Convert everything in the listing from its first line down through the line containing "wave-height-point: 10.10 —" into a numbered list, omitting any blank lines.

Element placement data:
_____
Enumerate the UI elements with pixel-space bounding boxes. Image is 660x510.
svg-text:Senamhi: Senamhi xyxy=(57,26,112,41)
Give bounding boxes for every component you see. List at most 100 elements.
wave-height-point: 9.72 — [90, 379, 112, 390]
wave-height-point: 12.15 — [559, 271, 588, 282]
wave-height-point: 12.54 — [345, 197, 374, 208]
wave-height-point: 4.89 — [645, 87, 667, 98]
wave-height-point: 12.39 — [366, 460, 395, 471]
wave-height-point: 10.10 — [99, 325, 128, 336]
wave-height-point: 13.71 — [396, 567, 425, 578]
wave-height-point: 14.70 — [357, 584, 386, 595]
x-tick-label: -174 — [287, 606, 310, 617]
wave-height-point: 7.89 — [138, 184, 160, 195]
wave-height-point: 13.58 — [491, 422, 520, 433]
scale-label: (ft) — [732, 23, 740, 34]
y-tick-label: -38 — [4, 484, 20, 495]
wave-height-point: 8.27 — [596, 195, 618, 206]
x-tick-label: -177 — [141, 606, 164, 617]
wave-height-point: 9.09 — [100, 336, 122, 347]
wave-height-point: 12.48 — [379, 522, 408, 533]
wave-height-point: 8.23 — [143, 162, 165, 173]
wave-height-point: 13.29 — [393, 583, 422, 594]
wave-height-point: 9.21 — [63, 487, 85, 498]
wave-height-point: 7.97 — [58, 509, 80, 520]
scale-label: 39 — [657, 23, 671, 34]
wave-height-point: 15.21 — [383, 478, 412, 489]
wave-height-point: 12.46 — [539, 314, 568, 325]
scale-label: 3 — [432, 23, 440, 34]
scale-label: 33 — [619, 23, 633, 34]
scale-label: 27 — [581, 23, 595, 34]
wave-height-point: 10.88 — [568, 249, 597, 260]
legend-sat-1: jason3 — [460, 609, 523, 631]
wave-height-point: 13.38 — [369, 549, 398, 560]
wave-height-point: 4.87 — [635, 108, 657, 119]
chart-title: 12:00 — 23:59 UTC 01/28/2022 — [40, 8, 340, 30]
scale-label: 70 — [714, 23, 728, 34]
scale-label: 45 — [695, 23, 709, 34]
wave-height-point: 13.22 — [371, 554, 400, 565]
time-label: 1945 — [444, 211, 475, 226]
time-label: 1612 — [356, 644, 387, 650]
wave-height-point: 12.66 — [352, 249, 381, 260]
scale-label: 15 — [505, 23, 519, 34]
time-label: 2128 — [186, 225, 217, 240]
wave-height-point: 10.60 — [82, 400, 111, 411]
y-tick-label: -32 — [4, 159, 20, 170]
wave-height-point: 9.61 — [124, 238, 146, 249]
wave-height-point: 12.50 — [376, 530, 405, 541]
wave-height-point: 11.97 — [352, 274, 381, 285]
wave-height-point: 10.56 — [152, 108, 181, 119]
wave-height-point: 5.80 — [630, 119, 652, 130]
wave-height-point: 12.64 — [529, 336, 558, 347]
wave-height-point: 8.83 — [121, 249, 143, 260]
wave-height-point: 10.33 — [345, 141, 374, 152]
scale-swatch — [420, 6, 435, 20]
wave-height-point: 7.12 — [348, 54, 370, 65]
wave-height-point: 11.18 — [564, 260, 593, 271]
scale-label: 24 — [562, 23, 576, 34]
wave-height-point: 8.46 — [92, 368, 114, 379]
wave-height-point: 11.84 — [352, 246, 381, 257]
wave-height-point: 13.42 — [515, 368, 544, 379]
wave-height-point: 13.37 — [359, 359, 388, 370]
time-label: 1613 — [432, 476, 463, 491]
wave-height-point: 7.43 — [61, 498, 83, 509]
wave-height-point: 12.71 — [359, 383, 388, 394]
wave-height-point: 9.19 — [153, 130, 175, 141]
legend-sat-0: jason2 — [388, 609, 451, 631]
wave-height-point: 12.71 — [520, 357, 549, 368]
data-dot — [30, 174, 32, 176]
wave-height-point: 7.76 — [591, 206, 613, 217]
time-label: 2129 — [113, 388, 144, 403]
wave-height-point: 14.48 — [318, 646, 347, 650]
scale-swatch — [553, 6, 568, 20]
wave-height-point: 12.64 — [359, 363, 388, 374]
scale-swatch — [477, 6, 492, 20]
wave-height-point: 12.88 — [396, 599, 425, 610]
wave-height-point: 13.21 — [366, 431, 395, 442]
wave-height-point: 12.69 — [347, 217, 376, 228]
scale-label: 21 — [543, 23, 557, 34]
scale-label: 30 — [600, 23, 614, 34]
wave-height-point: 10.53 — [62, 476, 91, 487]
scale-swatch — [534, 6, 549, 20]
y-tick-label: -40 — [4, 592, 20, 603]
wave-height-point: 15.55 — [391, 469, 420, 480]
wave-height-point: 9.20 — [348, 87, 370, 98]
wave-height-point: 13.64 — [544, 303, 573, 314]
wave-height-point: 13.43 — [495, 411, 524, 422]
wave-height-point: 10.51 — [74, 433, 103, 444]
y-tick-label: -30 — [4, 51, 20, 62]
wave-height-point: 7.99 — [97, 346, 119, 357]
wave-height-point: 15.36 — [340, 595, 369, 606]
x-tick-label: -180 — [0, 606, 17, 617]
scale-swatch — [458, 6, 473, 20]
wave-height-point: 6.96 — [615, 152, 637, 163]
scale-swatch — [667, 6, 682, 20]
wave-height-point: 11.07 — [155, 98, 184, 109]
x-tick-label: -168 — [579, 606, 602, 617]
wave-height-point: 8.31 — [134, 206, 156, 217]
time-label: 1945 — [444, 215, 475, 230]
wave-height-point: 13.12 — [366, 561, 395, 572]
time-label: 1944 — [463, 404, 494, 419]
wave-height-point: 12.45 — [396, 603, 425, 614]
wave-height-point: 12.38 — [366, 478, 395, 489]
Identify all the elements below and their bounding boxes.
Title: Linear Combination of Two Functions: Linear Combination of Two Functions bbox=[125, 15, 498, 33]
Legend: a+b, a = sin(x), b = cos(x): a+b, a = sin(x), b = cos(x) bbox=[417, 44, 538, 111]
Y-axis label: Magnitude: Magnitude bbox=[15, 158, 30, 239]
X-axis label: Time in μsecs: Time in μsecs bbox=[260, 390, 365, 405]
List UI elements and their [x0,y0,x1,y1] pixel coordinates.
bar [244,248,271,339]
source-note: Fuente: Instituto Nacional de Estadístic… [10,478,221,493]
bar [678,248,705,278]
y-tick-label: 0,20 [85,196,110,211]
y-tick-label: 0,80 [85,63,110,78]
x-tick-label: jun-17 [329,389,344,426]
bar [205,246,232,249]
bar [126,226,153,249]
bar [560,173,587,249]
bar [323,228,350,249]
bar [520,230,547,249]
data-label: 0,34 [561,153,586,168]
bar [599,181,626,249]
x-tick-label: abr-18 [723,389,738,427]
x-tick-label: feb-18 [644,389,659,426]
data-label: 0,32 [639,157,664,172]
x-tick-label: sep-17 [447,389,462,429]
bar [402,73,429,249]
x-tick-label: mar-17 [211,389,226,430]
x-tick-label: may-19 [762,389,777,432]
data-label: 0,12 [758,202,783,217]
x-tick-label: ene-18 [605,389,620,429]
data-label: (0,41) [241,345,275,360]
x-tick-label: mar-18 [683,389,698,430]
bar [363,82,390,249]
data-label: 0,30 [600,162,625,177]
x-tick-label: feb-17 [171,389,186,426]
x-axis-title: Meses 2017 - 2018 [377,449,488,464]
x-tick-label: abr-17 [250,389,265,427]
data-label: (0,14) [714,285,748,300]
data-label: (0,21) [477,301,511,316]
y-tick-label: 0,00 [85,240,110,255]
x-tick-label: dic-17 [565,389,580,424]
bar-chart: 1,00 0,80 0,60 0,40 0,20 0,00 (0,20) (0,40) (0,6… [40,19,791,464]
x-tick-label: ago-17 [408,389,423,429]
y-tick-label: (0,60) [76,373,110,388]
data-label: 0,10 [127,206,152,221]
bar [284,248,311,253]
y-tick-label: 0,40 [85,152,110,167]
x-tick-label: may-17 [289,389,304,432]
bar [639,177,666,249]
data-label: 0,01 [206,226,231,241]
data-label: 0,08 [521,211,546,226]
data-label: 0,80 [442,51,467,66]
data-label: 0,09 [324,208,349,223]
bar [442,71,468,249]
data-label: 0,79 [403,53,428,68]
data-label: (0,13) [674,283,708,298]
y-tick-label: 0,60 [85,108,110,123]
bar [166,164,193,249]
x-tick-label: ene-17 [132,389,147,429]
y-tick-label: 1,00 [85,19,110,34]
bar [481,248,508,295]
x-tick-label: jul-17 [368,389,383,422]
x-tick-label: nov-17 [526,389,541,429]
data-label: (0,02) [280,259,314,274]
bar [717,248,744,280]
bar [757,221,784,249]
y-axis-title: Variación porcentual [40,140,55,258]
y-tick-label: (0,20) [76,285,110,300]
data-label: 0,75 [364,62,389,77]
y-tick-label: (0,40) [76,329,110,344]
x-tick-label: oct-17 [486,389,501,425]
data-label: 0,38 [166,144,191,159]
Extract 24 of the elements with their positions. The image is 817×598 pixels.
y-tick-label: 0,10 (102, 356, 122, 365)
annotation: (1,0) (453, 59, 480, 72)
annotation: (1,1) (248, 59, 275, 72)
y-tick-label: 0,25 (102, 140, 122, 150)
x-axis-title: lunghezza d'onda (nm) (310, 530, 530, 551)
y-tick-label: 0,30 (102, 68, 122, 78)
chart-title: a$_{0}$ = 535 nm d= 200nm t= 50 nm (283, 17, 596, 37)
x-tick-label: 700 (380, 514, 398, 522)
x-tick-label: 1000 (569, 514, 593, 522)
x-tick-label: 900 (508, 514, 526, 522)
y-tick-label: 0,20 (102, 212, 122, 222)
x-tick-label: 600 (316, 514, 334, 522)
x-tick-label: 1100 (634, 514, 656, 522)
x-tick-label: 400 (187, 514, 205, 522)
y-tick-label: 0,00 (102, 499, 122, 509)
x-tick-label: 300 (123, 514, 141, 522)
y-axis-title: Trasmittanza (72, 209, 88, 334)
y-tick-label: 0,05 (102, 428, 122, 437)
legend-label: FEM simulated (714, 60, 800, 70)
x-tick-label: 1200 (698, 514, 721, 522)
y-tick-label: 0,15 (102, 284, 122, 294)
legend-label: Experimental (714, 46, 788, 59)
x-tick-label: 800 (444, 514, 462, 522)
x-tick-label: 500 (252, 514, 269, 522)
_____
(EXERCISE SOLUTION):
1. Enumerate the UI elements with pixel-space bounding boxes. Image is 660x510.
2. svg-text:Senamhi: Senamhi xyxy=(57,26,112,41)
3. Give bounding boxes for every component you see. List at most 100 elements.
4. wave-height-point: 9.72 — [90, 379, 112, 390]
5. wave-height-point: 12.15 — [559, 271, 588, 282]
6. wave-height-point: 12.54 — [345, 197, 374, 208]
7. wave-height-point: 4.89 — [645, 87, 667, 98]
8. wave-height-point: 12.39 — [366, 460, 395, 471]
9. wave-height-point: 10.10 — [99, 325, 128, 336]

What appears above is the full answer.